[START]
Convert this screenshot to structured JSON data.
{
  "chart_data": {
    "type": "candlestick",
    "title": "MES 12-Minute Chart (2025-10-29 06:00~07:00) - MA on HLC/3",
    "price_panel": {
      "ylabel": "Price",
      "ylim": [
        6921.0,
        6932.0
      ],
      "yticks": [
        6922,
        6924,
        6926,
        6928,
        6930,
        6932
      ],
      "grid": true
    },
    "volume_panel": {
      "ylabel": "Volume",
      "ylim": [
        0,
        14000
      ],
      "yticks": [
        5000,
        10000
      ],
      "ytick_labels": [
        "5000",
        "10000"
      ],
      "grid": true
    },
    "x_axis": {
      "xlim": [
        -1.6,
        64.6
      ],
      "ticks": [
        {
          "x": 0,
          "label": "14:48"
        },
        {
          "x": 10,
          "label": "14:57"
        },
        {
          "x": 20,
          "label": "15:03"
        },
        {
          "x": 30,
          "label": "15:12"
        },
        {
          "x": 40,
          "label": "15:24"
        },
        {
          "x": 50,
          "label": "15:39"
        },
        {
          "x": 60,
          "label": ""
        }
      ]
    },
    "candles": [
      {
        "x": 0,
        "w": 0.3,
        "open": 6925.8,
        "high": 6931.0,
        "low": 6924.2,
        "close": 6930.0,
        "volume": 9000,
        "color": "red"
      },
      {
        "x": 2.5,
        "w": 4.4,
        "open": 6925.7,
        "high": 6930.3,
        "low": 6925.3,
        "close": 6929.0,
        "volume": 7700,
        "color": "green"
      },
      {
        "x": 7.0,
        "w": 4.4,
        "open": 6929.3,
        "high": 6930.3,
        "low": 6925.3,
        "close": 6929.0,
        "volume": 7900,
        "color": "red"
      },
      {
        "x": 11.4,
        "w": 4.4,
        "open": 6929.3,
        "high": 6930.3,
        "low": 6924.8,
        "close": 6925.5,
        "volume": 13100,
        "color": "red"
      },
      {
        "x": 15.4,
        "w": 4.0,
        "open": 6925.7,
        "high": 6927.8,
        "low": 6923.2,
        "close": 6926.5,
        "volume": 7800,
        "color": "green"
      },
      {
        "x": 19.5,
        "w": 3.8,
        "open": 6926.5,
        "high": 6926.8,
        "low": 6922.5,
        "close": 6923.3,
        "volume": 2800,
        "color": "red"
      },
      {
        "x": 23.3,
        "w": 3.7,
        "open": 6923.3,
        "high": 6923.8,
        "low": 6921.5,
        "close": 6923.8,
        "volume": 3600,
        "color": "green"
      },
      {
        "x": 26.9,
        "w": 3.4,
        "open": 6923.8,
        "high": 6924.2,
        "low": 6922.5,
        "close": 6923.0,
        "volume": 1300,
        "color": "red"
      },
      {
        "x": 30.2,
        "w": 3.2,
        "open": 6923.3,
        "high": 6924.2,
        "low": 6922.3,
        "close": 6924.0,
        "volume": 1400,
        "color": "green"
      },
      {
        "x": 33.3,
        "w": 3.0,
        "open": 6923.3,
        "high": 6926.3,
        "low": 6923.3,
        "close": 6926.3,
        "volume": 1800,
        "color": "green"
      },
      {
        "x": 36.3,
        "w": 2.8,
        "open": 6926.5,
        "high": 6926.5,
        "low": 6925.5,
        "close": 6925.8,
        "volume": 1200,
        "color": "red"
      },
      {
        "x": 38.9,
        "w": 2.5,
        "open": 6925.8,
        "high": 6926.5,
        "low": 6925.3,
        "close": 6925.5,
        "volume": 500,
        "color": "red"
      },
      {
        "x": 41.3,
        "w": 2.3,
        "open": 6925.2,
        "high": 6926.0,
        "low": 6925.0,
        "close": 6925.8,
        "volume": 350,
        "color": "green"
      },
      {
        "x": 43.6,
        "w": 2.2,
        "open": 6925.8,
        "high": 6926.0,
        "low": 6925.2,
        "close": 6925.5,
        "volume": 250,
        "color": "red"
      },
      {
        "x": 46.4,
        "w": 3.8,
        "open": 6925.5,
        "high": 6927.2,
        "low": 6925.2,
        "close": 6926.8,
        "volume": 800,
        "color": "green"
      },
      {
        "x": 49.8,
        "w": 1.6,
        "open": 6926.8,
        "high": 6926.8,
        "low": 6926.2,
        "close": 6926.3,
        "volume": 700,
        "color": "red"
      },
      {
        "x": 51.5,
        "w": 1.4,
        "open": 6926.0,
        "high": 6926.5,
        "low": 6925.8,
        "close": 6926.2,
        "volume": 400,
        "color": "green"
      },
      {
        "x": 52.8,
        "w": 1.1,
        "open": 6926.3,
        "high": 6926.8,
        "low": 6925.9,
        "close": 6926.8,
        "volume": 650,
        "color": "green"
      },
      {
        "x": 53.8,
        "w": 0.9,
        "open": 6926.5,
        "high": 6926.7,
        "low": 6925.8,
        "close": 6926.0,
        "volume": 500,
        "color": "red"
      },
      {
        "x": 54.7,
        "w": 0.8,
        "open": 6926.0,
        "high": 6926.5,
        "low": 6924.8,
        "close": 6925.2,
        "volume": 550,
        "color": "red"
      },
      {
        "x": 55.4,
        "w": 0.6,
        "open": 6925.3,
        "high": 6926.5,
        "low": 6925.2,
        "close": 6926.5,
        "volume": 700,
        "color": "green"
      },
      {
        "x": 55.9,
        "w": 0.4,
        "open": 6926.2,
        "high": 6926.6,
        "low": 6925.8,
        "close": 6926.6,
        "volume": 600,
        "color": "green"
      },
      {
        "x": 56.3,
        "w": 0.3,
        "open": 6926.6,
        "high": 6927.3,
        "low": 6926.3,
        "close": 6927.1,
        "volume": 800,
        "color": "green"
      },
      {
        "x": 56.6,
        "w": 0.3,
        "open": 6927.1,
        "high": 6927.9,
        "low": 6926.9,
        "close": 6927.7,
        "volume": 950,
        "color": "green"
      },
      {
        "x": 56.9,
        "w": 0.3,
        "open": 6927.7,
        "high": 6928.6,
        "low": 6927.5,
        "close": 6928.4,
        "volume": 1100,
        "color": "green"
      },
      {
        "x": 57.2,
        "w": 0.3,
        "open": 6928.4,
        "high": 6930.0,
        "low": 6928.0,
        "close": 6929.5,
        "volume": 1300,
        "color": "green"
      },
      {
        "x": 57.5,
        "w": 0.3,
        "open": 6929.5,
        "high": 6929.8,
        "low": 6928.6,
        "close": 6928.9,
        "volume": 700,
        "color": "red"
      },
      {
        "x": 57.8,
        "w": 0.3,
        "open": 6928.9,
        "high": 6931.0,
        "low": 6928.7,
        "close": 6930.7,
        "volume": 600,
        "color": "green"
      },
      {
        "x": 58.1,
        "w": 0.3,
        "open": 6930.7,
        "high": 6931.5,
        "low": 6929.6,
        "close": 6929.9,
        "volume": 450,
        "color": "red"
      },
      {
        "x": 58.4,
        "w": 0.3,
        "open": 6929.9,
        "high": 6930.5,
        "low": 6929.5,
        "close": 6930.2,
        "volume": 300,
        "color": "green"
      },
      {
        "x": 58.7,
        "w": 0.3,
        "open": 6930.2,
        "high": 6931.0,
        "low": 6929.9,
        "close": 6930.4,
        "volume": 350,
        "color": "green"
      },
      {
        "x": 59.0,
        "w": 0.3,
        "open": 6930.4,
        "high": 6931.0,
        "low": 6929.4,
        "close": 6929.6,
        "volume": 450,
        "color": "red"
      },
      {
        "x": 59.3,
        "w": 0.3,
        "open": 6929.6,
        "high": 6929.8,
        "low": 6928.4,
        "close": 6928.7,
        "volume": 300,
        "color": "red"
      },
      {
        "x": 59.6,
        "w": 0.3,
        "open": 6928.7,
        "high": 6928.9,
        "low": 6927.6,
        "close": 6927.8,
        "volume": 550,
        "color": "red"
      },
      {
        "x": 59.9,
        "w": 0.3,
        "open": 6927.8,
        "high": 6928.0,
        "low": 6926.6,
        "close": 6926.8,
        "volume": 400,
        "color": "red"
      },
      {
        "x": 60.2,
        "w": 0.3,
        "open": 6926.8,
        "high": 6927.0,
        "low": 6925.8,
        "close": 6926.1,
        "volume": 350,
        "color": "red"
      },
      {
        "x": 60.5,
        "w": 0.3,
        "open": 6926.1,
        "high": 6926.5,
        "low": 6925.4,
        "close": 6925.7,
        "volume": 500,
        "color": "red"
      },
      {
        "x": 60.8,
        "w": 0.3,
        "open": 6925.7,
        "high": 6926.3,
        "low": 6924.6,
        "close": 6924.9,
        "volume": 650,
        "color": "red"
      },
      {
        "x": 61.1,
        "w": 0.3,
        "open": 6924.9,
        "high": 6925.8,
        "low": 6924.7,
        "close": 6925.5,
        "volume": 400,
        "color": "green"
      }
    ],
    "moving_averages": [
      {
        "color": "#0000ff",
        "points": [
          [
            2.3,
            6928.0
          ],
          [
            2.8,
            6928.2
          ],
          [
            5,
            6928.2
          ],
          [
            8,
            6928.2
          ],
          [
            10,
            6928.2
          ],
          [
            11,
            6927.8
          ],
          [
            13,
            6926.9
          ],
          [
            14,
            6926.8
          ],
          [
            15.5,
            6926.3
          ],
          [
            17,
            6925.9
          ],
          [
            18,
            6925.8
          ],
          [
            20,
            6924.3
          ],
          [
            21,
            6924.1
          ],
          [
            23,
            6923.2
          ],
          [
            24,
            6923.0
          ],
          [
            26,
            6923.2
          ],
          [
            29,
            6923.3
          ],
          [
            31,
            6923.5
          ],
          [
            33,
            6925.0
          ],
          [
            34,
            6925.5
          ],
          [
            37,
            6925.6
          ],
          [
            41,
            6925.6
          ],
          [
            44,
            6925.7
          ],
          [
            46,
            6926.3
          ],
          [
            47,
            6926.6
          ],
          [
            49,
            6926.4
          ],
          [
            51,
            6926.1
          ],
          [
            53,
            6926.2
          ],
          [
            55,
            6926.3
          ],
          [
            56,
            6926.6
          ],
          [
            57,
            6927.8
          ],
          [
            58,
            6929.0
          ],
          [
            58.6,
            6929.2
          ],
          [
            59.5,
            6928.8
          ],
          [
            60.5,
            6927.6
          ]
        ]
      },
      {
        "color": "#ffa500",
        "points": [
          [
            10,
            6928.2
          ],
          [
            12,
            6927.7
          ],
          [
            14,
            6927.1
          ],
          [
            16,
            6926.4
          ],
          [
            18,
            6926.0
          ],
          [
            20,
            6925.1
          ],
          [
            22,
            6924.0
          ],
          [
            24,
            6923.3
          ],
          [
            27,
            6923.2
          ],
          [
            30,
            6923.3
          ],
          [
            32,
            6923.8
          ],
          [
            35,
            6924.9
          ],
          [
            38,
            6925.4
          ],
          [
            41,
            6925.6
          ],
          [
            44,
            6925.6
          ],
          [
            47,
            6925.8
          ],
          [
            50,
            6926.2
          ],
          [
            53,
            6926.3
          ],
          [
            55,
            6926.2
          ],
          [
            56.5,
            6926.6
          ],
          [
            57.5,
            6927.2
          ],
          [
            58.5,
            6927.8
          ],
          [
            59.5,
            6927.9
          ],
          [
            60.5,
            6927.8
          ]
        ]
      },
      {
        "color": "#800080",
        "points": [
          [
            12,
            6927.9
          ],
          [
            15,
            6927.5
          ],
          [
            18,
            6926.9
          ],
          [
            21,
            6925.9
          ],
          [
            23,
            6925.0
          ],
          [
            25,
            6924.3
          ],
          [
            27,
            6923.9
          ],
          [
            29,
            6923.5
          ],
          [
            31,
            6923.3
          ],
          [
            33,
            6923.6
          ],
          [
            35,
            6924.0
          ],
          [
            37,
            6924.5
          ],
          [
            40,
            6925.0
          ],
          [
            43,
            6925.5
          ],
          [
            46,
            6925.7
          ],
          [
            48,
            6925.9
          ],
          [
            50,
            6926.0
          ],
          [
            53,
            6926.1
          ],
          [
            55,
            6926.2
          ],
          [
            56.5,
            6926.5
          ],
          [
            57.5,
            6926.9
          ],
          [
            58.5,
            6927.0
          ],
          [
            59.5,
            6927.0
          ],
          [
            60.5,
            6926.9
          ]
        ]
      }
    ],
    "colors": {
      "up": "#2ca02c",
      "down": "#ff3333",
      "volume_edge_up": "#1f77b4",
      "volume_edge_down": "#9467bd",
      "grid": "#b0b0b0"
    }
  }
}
[END]
[START]
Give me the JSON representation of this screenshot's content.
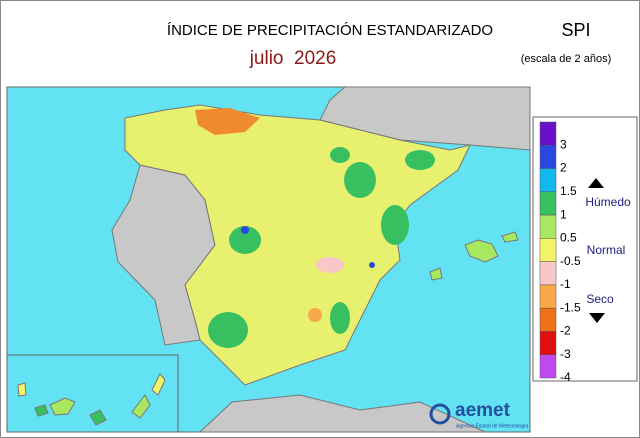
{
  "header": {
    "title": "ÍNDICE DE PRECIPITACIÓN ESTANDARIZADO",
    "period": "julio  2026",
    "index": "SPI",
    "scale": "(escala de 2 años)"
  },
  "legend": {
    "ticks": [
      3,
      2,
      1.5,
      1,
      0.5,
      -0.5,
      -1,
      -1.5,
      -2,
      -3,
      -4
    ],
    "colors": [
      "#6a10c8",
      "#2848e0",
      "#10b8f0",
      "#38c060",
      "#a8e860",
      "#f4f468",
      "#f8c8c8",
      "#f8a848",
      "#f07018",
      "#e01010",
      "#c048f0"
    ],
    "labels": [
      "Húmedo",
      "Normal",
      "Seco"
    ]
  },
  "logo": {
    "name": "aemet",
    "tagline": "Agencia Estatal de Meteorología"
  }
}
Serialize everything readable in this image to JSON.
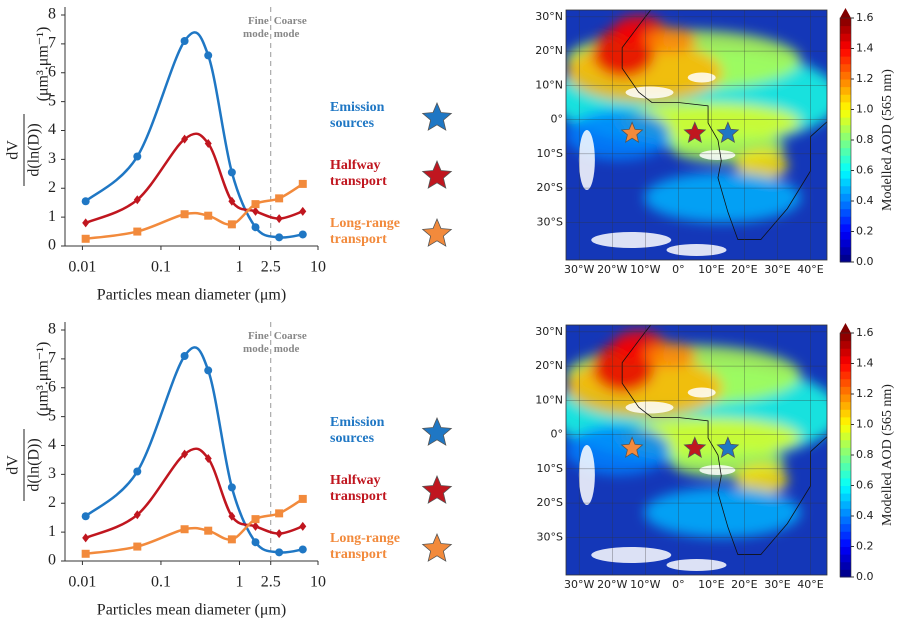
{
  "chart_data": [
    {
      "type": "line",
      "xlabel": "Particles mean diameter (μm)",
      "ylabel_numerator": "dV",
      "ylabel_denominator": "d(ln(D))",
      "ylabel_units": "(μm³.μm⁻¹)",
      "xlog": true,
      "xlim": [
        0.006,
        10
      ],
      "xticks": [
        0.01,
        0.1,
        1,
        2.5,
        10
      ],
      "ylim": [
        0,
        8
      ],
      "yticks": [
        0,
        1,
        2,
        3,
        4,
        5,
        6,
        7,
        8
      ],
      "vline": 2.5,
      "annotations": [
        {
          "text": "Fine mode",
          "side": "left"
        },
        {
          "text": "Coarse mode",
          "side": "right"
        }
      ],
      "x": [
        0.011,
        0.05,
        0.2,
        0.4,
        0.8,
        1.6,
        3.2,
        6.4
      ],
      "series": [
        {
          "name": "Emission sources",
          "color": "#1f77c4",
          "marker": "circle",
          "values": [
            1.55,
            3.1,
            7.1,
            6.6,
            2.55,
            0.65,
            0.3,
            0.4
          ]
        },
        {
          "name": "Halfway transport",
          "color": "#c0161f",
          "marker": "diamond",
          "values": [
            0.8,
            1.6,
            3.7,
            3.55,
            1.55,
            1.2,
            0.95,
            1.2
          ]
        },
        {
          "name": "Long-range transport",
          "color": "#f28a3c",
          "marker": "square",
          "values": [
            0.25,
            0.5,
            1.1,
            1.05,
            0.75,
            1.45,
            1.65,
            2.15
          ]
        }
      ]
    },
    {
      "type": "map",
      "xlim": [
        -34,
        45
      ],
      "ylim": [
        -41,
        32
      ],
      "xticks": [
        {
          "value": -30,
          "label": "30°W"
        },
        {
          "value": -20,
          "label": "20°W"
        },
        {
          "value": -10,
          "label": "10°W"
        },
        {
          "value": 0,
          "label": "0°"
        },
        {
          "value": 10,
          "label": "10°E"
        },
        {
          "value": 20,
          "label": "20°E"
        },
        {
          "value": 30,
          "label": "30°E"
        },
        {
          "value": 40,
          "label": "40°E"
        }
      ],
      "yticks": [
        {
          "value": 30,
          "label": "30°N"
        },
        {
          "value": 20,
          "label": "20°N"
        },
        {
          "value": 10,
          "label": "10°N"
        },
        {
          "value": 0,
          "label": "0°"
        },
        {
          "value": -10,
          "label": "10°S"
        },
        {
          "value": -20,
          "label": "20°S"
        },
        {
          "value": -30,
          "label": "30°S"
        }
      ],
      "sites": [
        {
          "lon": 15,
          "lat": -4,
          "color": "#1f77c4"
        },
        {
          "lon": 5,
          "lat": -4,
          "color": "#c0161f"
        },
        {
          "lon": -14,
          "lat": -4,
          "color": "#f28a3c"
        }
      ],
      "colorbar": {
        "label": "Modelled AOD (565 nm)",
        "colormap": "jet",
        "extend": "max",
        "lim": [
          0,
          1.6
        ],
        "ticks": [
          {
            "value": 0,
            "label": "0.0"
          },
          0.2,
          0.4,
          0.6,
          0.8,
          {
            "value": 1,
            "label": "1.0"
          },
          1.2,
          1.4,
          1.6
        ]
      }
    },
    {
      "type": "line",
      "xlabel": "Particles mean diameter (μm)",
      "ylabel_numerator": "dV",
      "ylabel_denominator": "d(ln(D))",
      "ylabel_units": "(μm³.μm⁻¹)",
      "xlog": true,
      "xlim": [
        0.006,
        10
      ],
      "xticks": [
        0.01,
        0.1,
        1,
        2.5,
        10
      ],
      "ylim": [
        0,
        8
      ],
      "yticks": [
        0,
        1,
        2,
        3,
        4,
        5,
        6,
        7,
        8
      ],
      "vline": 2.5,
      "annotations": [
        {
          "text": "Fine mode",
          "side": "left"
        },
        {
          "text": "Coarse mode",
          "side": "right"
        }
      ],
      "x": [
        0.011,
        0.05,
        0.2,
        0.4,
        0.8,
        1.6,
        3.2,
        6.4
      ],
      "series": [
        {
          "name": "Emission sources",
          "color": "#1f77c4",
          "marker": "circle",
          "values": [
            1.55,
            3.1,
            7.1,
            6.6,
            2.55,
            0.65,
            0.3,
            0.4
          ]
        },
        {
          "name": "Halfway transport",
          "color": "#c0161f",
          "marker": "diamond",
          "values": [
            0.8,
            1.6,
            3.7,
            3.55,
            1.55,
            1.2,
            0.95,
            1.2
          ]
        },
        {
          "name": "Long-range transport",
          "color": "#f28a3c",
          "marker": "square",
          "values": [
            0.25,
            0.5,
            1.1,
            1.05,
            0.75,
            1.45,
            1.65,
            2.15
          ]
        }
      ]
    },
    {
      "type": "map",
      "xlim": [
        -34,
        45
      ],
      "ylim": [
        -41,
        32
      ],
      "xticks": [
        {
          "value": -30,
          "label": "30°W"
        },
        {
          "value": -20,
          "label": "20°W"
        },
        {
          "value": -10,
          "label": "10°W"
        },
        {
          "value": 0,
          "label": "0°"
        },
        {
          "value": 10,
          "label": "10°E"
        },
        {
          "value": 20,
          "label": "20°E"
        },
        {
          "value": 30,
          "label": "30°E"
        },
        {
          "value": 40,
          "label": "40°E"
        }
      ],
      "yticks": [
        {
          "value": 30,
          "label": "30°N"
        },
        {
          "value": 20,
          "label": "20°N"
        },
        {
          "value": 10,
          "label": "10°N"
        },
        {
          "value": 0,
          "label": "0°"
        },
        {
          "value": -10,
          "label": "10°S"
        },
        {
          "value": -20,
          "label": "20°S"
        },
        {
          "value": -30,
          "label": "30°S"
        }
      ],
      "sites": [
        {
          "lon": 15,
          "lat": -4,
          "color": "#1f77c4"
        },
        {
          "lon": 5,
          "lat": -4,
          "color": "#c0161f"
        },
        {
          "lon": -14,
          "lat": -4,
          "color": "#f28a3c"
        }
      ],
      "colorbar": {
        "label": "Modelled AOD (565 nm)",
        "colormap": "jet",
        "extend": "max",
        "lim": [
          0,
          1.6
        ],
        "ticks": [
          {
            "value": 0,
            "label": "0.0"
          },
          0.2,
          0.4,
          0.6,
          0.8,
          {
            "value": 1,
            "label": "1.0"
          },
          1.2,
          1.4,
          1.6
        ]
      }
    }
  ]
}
[END]
**WHAT IS BEING ASKED**.
Count how many lines in the data contain the word "JSON", giving the number without comment.

**SOLUTION FOR THIS PROBLEM**.
3